**Objective:**
Copy out every line of the records below without changing anything.

**Information provided:**

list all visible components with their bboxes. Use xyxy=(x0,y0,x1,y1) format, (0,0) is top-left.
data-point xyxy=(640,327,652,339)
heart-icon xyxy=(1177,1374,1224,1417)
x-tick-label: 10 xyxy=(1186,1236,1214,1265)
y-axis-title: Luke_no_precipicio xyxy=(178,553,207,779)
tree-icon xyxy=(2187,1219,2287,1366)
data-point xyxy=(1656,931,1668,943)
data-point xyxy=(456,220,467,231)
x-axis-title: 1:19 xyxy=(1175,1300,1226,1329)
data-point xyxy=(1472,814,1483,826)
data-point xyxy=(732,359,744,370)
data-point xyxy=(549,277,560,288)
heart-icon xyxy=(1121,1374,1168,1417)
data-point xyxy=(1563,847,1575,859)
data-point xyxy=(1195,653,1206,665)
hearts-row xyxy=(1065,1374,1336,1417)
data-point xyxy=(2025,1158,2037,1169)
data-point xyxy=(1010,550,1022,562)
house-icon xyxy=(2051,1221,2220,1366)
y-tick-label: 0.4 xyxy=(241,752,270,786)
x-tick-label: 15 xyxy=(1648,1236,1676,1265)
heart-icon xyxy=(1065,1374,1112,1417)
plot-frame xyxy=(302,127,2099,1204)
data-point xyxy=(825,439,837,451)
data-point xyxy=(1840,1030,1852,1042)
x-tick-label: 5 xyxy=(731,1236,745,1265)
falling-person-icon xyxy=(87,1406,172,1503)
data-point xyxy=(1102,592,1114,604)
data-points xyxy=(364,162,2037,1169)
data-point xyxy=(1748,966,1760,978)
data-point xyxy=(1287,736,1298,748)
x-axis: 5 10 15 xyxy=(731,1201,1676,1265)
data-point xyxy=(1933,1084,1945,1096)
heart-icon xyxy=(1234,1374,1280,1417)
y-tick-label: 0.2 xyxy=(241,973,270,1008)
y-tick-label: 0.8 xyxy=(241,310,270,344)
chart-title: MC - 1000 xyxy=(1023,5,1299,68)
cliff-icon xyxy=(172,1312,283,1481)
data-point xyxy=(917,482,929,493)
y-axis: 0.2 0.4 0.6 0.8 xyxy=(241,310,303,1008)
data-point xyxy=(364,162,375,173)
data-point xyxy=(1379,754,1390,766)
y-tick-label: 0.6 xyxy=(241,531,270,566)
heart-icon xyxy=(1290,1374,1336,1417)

**Task result:**
list all visible components with their bboxes. Use xyxy=(x0,y0,x1,y1) format, (0,0) is top-left.
data-point xyxy=(640,327,652,339)
heart-icon xyxy=(1177,1374,1224,1417)
x-tick-label: 10 xyxy=(1186,1236,1214,1265)
y-axis-title: Luke_no_precipicio xyxy=(178,553,207,779)
tree-icon xyxy=(2187,1219,2287,1366)
data-point xyxy=(1656,931,1668,943)
data-point xyxy=(456,220,467,231)
x-axis-title: 1:19 xyxy=(1175,1300,1226,1329)
data-point xyxy=(1472,814,1483,826)
data-point xyxy=(732,359,744,370)
data-point xyxy=(549,277,560,288)
heart-icon xyxy=(1121,1374,1168,1417)
data-point xyxy=(1563,847,1575,859)
data-point xyxy=(1195,653,1206,665)
hearts-row xyxy=(1065,1374,1336,1417)
data-point xyxy=(2025,1158,2037,1169)
data-point xyxy=(1010,550,1022,562)
house-icon xyxy=(2051,1221,2220,1366)
y-tick-label: 0.4 xyxy=(241,752,270,786)
x-tick-label: 15 xyxy=(1648,1236,1676,1265)
heart-icon xyxy=(1065,1374,1112,1417)
plot-frame xyxy=(302,127,2099,1204)
data-point xyxy=(825,439,837,451)
data-point xyxy=(1840,1030,1852,1042)
x-tick-label: 5 xyxy=(731,1236,745,1265)
falling-person-icon xyxy=(87,1406,172,1503)
data-point xyxy=(1102,592,1114,604)
data-points xyxy=(364,162,2037,1169)
data-point xyxy=(1748,966,1760,978)
data-point xyxy=(1287,736,1298,748)
x-axis: 5 10 15 xyxy=(731,1201,1676,1265)
data-point xyxy=(1933,1084,1945,1096)
heart-icon xyxy=(1234,1374,1280,1417)
y-tick-label: 0.2 xyxy=(241,973,270,1008)
y-tick-label: 0.8 xyxy=(241,310,270,344)
chart-title: MC - 1000 xyxy=(1023,5,1299,68)
cliff-icon xyxy=(172,1312,283,1481)
data-point xyxy=(917,482,929,493)
y-axis: 0.2 0.4 0.6 0.8 xyxy=(241,310,303,1008)
data-point xyxy=(364,162,375,173)
data-point xyxy=(1379,754,1390,766)
y-tick-label: 0.6 xyxy=(241,531,270,566)
heart-icon xyxy=(1290,1374,1336,1417)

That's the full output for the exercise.